## Supplied material
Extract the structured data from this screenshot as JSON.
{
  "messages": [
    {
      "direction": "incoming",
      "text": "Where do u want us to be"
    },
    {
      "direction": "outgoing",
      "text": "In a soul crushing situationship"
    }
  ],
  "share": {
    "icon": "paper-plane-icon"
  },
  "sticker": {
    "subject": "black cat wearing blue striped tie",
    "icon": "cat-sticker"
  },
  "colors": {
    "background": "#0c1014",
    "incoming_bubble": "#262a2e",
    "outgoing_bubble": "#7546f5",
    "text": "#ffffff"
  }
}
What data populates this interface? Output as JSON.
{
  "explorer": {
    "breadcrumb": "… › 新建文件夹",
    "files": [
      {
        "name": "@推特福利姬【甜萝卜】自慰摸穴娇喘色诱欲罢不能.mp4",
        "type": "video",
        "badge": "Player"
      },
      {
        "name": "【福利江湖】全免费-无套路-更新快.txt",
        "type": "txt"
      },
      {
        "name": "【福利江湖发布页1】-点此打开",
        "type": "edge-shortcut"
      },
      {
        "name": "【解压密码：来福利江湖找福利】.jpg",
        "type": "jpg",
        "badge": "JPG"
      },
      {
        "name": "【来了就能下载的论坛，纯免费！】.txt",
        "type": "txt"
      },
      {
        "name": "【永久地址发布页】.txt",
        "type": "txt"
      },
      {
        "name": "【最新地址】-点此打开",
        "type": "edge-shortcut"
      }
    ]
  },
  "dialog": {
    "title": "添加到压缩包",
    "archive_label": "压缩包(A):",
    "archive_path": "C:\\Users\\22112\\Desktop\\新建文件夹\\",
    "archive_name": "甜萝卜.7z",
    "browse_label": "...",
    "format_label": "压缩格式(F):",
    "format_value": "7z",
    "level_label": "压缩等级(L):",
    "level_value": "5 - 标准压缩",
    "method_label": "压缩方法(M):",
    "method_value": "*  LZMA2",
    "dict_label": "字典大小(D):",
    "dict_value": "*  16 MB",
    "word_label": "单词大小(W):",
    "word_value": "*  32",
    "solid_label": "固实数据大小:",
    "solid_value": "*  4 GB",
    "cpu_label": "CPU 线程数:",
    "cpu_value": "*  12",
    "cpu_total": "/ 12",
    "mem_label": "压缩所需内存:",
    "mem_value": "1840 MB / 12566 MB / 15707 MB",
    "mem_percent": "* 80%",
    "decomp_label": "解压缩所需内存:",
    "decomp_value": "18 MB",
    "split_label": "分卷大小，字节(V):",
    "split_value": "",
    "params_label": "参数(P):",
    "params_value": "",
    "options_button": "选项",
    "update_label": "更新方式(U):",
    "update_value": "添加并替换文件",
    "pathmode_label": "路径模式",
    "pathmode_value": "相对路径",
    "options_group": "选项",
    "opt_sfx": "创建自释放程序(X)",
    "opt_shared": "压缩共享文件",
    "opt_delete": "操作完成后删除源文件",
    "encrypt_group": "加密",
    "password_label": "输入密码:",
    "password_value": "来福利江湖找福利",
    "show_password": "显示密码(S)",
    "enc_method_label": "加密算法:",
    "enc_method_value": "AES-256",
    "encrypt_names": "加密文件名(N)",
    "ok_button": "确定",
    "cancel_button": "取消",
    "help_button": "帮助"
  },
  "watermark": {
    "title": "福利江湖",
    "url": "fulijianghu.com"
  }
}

---

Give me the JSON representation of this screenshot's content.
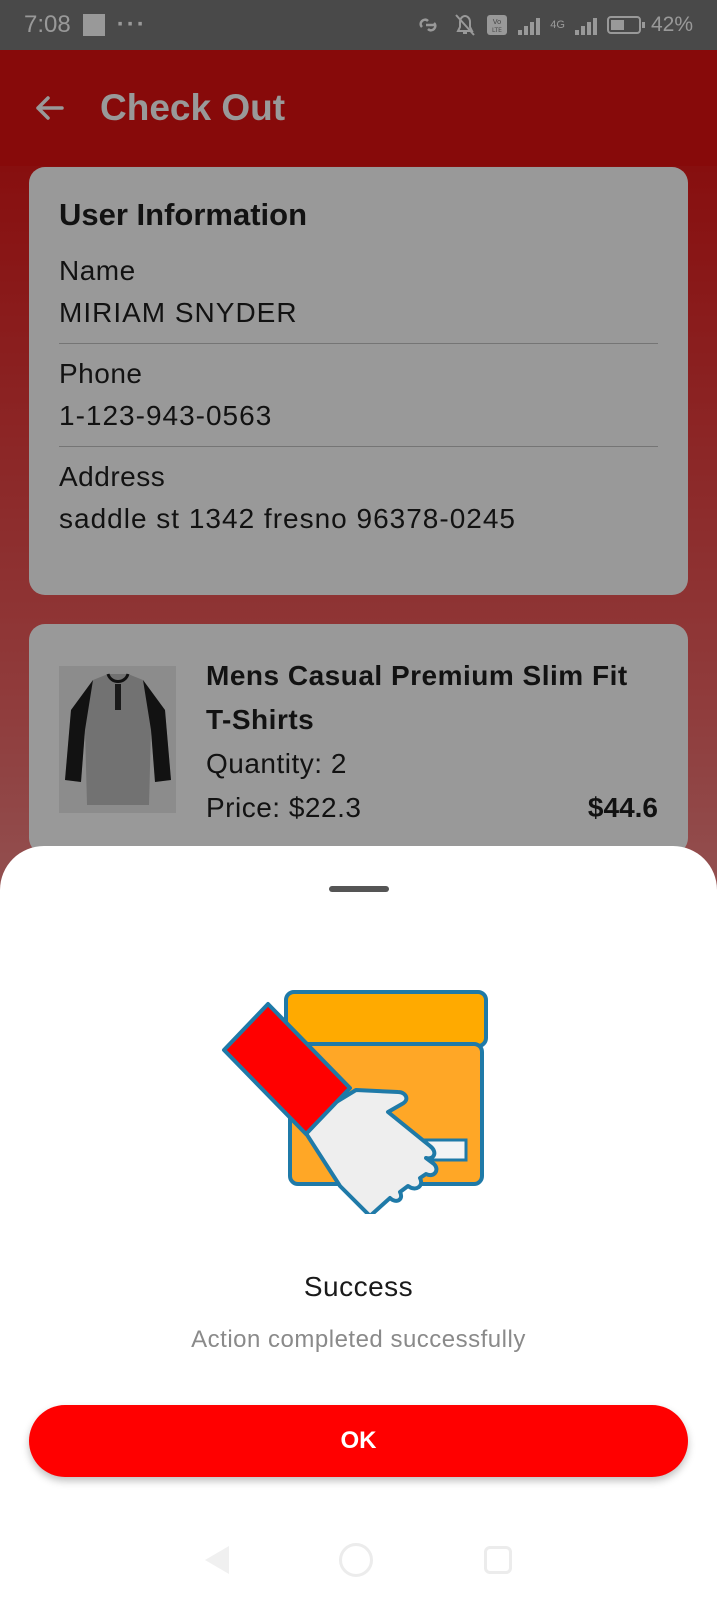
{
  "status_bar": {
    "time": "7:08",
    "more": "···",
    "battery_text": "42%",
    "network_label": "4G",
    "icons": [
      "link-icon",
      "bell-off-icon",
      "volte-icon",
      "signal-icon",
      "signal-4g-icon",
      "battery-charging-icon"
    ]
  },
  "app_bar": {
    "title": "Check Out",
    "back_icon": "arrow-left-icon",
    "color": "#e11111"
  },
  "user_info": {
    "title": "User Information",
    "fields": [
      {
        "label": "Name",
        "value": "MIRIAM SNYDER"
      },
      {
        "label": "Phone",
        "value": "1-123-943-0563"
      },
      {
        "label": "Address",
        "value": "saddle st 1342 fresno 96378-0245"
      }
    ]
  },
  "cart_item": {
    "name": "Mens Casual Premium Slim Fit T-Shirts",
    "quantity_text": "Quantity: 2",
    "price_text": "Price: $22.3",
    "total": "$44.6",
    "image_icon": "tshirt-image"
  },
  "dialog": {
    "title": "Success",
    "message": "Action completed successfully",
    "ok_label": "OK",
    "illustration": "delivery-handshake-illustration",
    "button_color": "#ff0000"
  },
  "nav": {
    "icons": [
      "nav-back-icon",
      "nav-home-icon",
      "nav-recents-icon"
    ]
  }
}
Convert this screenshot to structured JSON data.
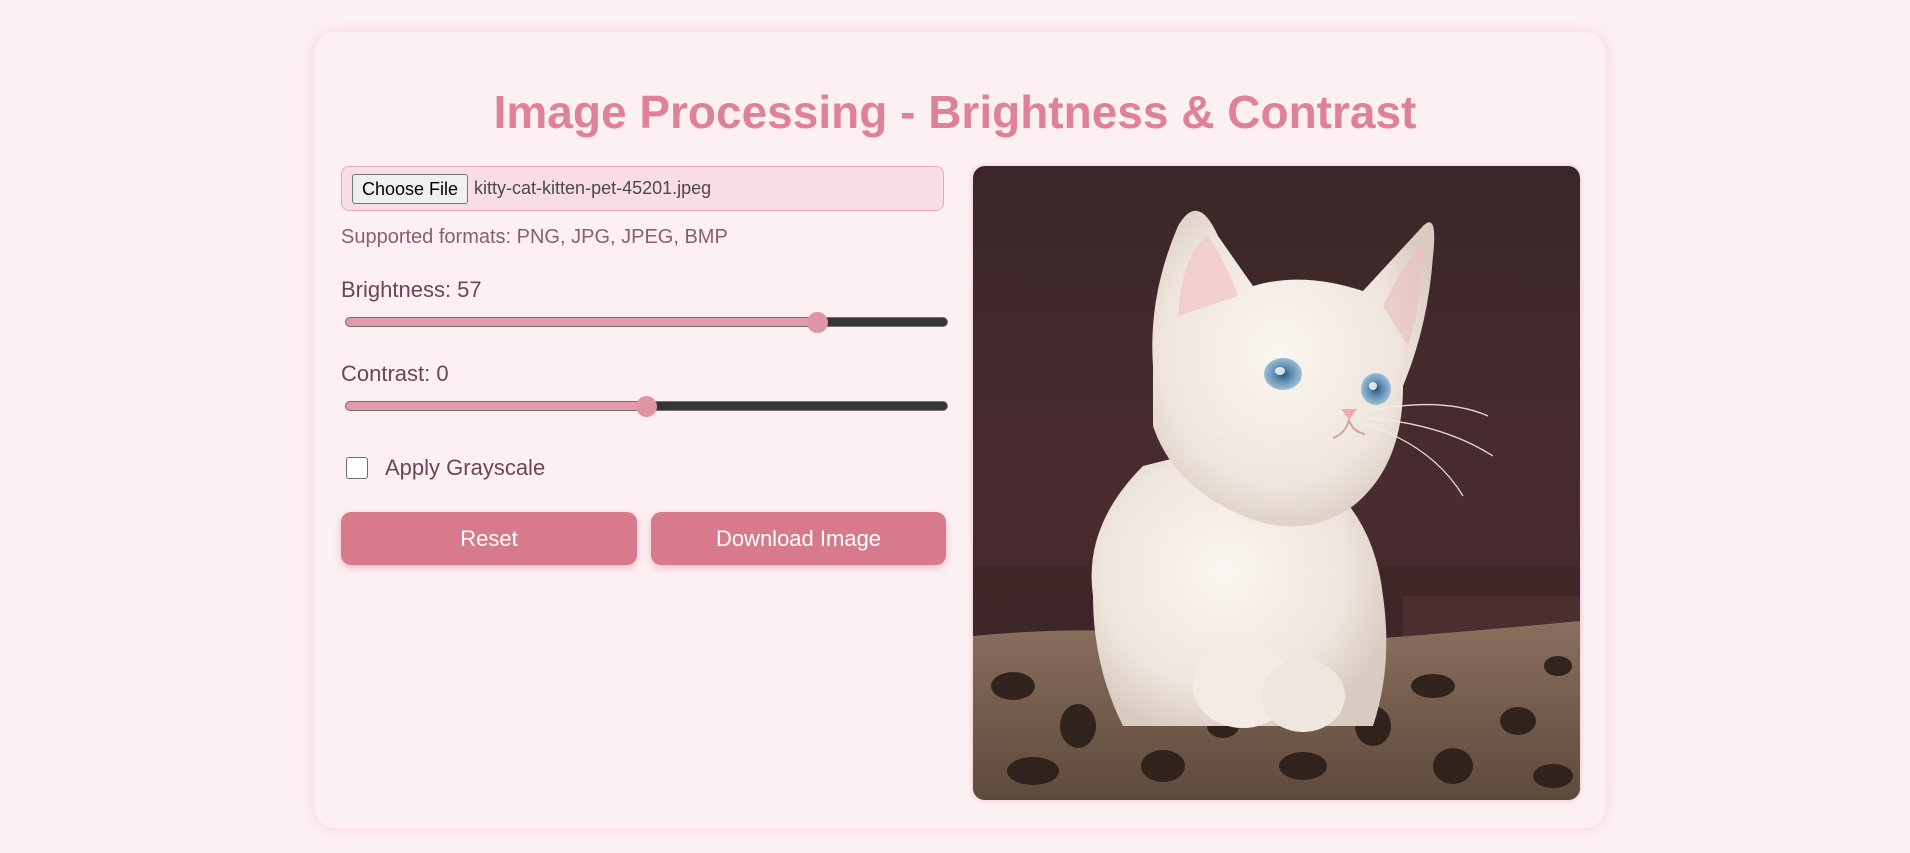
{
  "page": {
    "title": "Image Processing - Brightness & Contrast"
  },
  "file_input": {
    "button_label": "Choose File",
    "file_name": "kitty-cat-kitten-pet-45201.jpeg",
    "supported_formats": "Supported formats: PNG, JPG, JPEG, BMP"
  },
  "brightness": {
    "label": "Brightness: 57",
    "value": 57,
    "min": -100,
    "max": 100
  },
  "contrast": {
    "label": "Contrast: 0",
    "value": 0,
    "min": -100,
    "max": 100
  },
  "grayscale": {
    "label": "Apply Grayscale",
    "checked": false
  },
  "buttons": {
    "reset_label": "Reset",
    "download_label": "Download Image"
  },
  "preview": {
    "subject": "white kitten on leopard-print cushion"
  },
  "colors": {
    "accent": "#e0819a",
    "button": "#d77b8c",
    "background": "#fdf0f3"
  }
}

## Your goal
Copy each line of the records that contains the word "data".

## Reply
Extract the structured data from this screenshot as JSON.
What data populates this interface? Output as JSON.
Convert this screenshot to structured JSON data.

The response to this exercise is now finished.